Structured figure records.
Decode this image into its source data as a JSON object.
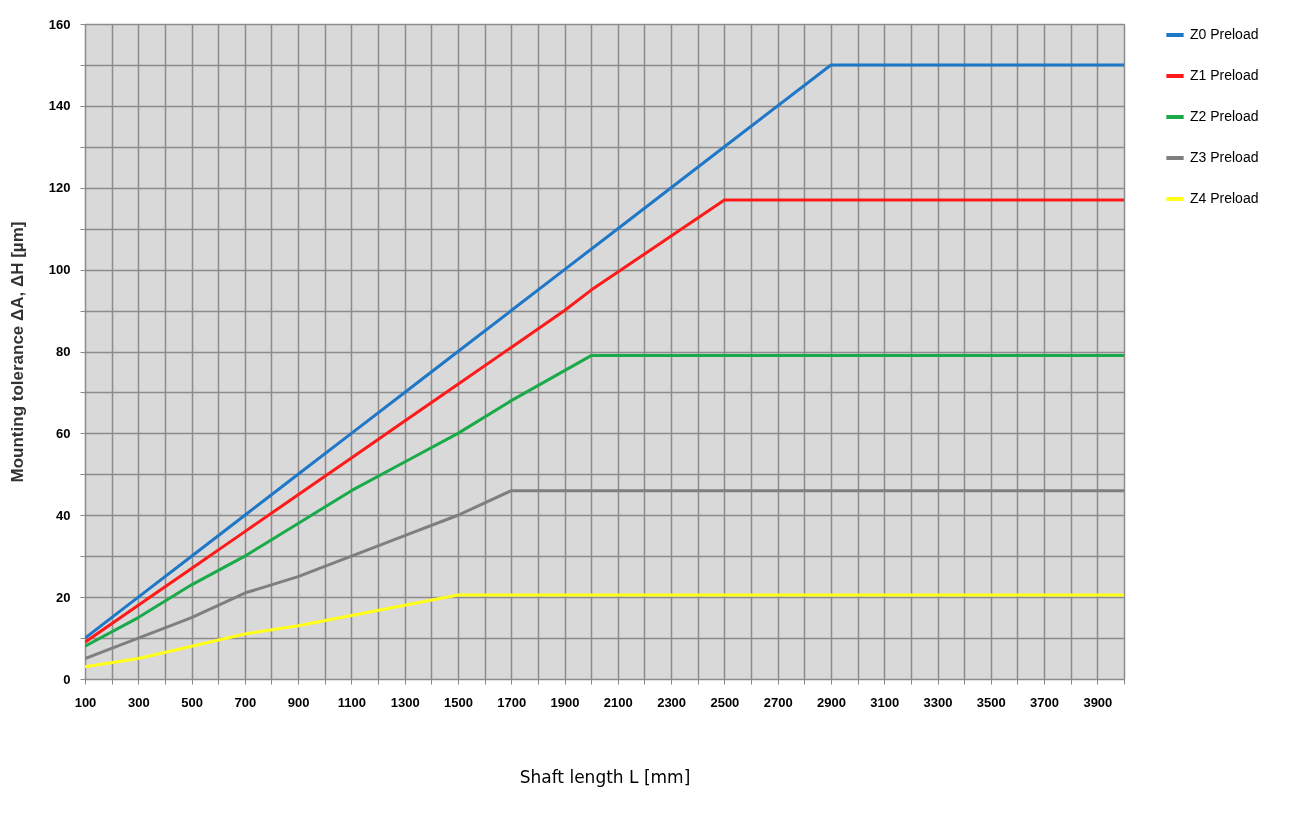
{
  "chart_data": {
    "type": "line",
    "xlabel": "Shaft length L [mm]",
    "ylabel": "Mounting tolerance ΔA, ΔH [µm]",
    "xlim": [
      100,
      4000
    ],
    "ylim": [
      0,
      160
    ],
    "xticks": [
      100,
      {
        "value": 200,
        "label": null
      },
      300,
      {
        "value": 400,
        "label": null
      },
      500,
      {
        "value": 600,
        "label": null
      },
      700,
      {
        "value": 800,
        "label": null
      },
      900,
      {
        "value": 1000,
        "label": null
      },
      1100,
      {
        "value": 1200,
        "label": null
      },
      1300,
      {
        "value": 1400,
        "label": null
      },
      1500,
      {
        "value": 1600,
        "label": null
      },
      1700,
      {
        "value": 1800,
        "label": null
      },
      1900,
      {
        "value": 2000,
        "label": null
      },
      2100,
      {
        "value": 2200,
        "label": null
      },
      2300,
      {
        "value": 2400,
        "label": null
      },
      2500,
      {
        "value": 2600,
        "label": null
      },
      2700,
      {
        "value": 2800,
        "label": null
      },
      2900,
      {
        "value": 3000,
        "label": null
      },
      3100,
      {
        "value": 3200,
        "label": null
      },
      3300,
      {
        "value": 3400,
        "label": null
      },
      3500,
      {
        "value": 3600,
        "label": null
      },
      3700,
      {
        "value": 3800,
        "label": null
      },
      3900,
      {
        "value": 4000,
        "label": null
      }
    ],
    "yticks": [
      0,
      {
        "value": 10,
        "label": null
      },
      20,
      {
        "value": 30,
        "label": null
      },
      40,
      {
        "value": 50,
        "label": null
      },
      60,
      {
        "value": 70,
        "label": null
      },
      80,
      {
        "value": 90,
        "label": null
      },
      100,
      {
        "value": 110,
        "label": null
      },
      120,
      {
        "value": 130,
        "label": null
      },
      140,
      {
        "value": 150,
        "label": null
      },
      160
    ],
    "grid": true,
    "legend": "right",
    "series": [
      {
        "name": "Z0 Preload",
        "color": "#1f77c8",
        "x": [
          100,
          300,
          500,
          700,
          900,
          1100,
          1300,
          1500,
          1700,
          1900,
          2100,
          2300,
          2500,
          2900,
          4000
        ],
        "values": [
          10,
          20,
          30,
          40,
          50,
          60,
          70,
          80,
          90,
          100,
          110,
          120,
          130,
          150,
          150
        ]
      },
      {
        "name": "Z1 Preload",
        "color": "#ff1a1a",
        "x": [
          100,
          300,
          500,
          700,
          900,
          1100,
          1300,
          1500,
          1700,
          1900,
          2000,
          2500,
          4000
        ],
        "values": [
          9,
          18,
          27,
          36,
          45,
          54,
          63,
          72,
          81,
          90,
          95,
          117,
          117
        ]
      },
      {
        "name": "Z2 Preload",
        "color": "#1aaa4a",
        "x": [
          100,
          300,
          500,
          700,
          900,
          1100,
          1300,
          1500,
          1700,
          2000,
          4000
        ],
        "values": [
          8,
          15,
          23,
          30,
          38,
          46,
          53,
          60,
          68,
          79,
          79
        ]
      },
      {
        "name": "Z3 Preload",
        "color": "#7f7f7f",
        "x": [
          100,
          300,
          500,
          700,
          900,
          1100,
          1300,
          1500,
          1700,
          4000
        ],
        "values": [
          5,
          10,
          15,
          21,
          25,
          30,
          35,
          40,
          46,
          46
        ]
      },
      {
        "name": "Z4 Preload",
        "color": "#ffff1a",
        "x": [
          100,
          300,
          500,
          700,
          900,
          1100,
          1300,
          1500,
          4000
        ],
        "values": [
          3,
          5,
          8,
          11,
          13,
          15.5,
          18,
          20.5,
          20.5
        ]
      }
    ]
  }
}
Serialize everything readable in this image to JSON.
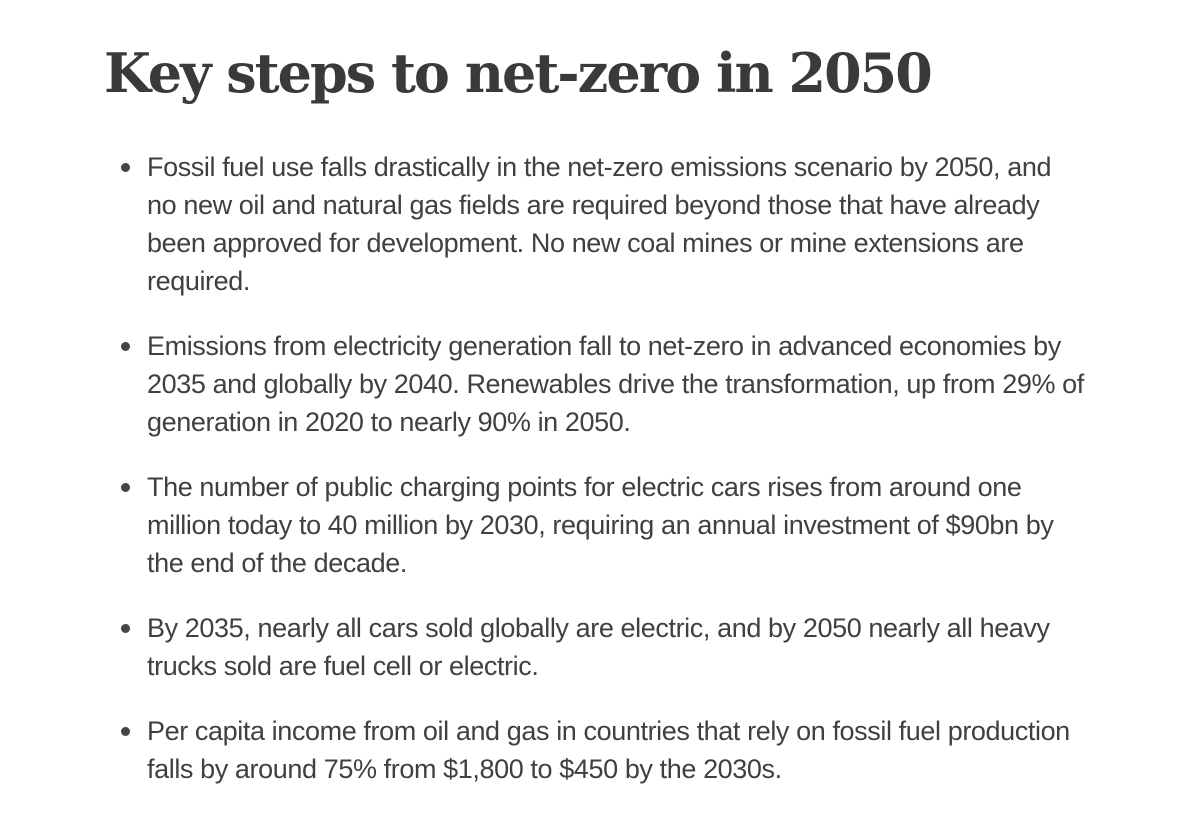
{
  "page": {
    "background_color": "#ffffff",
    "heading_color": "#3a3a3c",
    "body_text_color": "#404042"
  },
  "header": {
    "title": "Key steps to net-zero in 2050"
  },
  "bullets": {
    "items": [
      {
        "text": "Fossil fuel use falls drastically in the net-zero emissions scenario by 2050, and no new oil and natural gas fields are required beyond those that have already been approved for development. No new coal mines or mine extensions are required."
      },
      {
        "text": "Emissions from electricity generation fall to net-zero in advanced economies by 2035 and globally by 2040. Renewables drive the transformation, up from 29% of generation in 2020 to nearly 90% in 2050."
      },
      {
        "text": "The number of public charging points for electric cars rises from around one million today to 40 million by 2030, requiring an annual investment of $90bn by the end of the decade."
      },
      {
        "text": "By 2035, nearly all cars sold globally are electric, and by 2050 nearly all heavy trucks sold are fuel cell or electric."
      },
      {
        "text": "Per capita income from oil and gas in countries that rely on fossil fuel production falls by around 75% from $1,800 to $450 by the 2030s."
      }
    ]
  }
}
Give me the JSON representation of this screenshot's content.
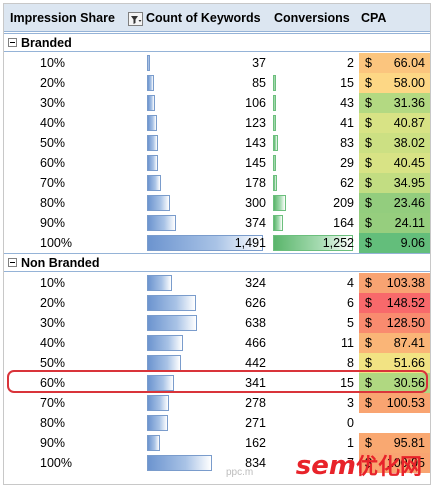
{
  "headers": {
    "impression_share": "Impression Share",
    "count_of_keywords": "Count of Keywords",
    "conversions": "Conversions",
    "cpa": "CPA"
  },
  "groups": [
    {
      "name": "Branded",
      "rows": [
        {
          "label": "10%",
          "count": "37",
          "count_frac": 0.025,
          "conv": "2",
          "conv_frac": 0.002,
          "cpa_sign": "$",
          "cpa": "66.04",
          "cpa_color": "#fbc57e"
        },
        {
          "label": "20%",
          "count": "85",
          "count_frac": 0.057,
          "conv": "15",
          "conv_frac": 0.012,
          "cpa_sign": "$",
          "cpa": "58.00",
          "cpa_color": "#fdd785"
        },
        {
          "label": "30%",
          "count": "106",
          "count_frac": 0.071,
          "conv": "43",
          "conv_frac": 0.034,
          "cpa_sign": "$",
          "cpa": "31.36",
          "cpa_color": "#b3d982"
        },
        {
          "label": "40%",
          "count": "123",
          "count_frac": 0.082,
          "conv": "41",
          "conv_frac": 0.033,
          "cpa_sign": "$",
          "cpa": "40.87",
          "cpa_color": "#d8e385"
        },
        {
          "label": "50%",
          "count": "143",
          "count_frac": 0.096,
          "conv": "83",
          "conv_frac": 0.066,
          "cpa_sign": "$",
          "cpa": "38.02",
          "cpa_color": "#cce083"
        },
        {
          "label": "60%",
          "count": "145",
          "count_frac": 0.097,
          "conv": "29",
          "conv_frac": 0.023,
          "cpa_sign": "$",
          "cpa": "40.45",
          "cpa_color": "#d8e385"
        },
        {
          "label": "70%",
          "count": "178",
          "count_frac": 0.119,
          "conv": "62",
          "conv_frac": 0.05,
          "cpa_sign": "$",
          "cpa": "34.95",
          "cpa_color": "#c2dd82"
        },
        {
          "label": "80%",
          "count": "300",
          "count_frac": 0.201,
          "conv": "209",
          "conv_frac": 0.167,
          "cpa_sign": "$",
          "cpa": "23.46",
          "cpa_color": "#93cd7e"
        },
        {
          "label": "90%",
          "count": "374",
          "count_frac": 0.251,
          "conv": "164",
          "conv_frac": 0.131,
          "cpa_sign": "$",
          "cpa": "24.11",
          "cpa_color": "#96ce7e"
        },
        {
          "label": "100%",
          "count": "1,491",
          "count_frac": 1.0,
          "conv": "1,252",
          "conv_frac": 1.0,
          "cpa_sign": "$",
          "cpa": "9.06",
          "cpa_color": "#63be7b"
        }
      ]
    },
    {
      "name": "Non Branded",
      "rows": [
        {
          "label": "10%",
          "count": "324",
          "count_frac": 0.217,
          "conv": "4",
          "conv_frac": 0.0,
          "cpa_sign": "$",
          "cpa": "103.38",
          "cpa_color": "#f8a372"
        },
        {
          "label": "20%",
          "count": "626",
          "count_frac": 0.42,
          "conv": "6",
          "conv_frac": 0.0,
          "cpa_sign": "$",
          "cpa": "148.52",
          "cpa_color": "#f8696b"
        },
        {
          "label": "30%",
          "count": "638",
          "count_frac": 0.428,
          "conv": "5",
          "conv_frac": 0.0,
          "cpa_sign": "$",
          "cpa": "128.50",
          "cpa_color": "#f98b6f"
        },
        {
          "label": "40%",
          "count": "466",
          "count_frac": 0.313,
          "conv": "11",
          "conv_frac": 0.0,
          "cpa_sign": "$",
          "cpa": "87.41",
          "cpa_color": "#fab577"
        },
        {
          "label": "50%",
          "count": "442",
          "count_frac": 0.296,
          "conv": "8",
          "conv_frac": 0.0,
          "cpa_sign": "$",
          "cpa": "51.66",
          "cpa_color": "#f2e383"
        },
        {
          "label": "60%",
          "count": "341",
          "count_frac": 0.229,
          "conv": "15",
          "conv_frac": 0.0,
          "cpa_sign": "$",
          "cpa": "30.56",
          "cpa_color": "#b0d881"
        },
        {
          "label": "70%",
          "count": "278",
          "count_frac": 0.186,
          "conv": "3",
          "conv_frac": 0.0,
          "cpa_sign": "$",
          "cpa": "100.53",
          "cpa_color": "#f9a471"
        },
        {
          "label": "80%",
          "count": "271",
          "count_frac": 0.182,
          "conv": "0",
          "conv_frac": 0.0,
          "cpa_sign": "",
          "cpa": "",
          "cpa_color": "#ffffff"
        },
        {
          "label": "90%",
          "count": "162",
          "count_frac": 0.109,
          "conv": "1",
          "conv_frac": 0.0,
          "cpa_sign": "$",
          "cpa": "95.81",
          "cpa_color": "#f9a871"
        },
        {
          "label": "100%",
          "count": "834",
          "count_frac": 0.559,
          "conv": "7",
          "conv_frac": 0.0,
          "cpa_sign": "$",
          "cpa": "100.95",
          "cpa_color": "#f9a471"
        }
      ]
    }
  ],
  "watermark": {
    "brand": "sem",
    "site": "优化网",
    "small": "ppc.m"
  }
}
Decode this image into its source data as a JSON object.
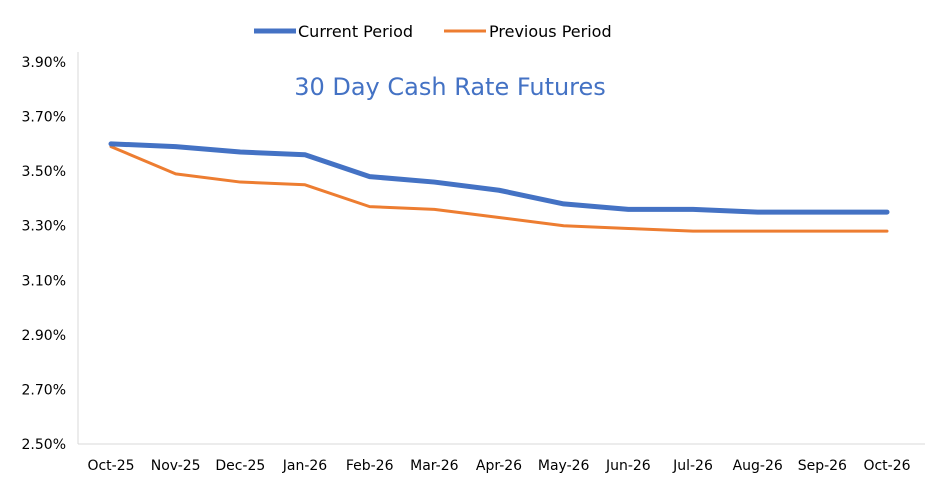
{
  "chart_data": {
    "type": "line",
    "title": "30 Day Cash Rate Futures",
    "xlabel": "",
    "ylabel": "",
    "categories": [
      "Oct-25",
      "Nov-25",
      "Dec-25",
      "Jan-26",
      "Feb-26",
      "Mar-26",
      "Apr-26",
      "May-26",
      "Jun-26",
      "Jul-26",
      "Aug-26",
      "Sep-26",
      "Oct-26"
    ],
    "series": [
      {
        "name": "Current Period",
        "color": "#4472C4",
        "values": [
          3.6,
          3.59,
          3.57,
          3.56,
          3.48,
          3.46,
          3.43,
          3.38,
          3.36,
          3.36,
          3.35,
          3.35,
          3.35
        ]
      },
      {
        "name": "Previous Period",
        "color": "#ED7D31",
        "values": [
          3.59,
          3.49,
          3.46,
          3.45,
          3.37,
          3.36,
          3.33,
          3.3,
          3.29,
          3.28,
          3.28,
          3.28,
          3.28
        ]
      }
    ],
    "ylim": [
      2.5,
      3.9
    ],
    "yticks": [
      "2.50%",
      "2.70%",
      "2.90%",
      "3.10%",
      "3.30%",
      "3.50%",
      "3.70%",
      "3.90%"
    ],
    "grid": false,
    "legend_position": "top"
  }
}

WHAT YOU HAVE TO DO. Filter out every line that lacks the word "cars", and copy the rest.

FULL RESPONSE.
        "text": "The number of public charging points for electric cars rises from around one million today to 40 million by 2030, requiring an annual investment of $90bn by the end of the decade."
        "text": "By 2035, nearly all cars sold globally are electric, and by 2050 nearly all heavy trucks sold are fuel cell or electric."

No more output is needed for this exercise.